Short problem: Determine how many lines hold "حدثنا" and give only that number.

Data supplied:
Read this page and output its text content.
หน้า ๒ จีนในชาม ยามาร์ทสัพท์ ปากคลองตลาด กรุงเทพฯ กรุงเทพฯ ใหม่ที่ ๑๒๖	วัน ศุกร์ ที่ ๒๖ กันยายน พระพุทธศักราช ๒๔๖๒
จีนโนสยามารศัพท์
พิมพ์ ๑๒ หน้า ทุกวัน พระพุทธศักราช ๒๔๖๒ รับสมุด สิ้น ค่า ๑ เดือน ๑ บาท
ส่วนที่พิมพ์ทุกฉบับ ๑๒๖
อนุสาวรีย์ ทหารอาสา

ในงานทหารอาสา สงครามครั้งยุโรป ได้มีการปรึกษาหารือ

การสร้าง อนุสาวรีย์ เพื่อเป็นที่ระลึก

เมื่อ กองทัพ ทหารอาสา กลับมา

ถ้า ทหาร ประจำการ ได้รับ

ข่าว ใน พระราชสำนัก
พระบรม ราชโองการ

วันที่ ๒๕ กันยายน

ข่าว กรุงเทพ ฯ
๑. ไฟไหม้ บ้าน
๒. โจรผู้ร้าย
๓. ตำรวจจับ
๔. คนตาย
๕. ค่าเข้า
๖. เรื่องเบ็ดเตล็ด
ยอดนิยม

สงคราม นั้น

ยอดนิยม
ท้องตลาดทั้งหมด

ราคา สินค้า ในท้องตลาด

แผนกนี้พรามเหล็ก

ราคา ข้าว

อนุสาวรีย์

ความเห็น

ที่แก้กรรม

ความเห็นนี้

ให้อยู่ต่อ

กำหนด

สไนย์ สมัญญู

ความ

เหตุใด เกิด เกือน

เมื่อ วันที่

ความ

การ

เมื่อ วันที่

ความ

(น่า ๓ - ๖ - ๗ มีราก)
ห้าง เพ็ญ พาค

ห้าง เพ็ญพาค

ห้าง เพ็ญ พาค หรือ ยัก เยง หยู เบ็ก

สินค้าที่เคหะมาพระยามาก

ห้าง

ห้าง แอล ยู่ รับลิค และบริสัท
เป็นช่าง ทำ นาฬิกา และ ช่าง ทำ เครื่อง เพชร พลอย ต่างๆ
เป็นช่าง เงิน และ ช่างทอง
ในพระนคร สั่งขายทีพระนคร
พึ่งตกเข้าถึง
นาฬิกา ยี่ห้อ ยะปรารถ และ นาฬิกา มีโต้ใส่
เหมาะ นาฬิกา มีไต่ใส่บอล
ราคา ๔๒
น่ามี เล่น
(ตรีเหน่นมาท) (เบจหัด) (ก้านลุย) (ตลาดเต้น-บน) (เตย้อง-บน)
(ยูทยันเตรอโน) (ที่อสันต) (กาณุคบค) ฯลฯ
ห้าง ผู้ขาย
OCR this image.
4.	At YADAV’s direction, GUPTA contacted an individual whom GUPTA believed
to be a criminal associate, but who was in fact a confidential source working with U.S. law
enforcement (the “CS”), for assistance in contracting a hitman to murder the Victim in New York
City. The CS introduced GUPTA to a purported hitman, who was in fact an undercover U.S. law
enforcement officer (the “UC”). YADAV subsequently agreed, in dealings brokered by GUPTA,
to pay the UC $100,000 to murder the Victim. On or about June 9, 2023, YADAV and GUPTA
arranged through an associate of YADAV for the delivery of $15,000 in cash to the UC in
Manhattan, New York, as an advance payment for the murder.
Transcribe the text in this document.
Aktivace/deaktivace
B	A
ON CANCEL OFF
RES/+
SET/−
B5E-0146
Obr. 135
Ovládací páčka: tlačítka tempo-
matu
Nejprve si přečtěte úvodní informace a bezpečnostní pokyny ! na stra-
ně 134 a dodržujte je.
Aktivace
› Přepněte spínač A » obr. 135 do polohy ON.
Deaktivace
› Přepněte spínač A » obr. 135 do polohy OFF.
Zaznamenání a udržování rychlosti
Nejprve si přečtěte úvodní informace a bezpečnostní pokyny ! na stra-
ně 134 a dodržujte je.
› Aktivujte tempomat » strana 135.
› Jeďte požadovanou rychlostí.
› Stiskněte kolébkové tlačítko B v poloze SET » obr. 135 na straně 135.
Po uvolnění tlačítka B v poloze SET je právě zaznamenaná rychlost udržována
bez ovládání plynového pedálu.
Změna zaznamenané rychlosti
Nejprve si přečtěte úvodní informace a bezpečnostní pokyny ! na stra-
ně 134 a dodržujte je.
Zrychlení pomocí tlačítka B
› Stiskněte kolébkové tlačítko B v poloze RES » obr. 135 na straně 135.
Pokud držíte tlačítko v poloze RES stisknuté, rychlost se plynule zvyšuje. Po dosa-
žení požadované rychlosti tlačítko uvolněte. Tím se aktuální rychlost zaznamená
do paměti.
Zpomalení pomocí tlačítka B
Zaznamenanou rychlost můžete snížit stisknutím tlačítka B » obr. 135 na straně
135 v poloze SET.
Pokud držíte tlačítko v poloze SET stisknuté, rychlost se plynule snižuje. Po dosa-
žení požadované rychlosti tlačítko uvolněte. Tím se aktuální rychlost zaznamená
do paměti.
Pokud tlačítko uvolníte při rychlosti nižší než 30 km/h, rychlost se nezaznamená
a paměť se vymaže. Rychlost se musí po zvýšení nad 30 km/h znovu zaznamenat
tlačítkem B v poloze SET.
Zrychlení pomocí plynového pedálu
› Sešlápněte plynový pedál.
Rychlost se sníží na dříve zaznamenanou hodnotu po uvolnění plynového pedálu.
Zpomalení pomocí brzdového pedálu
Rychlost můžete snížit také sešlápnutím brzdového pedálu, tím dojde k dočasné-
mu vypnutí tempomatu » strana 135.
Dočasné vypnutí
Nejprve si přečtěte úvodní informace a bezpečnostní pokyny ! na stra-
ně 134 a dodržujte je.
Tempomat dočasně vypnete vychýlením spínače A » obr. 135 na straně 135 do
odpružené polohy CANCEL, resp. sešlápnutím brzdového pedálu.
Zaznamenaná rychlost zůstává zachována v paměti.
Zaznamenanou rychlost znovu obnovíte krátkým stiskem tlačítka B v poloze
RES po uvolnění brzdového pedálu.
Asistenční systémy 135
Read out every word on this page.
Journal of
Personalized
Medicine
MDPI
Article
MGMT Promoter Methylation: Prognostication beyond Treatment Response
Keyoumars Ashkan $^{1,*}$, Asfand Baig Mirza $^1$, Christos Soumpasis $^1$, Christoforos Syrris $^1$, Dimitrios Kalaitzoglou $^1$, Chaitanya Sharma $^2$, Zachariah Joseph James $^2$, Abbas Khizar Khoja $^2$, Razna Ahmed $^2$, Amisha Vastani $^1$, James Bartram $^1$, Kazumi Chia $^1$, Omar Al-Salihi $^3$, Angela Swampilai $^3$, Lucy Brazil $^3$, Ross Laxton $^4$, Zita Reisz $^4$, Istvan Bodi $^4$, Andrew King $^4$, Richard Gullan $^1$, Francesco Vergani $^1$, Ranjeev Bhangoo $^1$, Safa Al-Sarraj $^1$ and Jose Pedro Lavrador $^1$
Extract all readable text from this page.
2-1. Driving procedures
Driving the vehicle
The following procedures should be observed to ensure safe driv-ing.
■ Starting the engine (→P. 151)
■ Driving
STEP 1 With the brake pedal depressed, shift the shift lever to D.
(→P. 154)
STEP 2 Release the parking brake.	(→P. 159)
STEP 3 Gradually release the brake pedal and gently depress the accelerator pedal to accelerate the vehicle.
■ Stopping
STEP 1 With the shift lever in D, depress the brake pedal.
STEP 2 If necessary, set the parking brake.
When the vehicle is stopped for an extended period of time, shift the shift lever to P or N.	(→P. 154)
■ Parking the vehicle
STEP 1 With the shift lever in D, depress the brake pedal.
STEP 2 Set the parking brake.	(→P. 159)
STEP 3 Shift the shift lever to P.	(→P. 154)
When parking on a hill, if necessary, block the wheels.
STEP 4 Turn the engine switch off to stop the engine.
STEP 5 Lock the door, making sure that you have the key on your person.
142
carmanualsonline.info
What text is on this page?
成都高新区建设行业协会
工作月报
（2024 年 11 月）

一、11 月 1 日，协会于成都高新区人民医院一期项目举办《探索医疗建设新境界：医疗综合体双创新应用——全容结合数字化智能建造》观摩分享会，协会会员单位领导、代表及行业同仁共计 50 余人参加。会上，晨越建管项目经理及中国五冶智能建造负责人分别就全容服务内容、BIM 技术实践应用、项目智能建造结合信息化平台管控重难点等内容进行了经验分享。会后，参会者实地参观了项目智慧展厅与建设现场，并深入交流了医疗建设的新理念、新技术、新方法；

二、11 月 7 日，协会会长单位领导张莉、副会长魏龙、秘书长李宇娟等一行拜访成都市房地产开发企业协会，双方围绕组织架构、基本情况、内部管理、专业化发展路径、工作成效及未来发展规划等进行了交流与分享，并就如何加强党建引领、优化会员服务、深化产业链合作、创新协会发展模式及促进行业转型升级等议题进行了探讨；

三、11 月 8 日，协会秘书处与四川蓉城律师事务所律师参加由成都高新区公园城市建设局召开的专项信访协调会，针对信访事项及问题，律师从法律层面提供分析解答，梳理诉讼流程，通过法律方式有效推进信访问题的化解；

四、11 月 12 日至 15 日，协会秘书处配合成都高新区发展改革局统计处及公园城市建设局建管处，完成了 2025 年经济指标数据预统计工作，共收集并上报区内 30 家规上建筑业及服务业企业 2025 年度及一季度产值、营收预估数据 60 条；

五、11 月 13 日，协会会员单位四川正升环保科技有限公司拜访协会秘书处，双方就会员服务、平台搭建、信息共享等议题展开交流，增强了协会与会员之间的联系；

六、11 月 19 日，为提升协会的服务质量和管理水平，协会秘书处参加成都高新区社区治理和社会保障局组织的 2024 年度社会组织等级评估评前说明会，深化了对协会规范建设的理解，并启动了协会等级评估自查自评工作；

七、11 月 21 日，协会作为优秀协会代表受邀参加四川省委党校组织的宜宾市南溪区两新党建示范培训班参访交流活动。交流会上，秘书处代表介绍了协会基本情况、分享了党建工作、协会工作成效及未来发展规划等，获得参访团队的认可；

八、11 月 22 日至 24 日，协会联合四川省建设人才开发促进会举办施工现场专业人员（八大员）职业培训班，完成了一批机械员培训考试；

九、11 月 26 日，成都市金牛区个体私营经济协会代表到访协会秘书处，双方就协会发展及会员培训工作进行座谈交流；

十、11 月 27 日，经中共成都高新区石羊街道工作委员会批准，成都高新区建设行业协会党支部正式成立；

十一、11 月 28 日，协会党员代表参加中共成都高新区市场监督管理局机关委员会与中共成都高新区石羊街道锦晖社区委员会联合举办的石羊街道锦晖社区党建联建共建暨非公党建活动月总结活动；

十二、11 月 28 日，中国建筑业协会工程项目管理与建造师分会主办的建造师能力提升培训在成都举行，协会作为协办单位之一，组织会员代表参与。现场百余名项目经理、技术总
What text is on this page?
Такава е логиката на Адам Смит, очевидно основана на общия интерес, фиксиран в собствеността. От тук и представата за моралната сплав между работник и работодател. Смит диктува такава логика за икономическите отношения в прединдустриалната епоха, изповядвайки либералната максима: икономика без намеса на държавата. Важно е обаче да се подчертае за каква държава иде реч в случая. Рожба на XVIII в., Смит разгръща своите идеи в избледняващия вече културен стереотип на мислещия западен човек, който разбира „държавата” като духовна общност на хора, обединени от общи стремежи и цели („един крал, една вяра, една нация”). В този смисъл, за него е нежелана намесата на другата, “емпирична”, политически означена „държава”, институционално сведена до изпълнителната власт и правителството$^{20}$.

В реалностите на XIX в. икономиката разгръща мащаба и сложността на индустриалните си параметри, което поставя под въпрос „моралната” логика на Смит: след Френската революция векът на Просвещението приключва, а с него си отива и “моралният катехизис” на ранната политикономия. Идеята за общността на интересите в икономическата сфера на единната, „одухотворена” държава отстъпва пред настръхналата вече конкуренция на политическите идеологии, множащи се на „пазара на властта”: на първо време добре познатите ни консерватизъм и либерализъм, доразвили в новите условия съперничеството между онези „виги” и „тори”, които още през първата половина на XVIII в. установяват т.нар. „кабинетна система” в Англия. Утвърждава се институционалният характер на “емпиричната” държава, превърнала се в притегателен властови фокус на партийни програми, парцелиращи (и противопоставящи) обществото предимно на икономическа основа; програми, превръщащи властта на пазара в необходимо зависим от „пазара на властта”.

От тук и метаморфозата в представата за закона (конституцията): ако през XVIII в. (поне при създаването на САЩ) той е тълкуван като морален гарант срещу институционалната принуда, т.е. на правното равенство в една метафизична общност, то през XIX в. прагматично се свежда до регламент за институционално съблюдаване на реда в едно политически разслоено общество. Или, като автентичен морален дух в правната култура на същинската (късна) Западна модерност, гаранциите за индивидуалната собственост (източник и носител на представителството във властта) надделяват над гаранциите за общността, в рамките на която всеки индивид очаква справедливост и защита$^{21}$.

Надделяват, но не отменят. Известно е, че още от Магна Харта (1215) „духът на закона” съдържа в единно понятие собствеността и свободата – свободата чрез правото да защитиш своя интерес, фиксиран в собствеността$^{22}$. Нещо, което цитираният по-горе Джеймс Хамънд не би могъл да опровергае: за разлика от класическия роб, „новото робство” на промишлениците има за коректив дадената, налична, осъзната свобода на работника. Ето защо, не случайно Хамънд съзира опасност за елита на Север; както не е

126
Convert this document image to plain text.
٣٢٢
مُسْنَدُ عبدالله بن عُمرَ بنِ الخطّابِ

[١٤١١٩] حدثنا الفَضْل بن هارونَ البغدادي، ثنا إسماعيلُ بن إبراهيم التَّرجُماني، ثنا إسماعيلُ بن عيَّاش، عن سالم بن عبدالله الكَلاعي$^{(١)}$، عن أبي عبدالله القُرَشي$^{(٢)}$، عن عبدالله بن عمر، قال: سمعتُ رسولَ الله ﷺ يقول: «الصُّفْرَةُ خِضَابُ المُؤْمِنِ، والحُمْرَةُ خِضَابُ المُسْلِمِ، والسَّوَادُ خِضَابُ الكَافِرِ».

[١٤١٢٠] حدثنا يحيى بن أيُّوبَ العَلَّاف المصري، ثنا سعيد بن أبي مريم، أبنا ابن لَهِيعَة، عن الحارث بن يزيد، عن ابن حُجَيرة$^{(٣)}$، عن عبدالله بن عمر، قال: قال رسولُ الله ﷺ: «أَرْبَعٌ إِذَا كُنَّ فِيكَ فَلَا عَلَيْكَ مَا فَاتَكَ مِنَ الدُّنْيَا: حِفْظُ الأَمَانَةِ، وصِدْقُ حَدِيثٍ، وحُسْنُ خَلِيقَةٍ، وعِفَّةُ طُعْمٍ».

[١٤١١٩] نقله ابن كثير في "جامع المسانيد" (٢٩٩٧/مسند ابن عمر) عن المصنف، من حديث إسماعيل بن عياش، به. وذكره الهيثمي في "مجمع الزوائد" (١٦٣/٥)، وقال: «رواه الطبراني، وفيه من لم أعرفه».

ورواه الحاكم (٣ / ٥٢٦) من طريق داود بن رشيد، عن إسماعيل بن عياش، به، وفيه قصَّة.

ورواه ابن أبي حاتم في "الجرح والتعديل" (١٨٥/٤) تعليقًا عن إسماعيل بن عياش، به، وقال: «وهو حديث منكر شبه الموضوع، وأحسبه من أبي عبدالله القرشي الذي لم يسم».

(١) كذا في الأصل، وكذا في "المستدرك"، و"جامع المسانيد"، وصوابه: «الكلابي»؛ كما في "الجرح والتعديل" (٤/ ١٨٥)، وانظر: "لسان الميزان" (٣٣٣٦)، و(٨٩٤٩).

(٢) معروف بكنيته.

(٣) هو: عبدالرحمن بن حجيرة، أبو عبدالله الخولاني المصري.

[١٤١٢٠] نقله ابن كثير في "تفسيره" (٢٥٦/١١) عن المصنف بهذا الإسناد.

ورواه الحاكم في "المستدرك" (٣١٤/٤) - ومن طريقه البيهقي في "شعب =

Result of the task: 2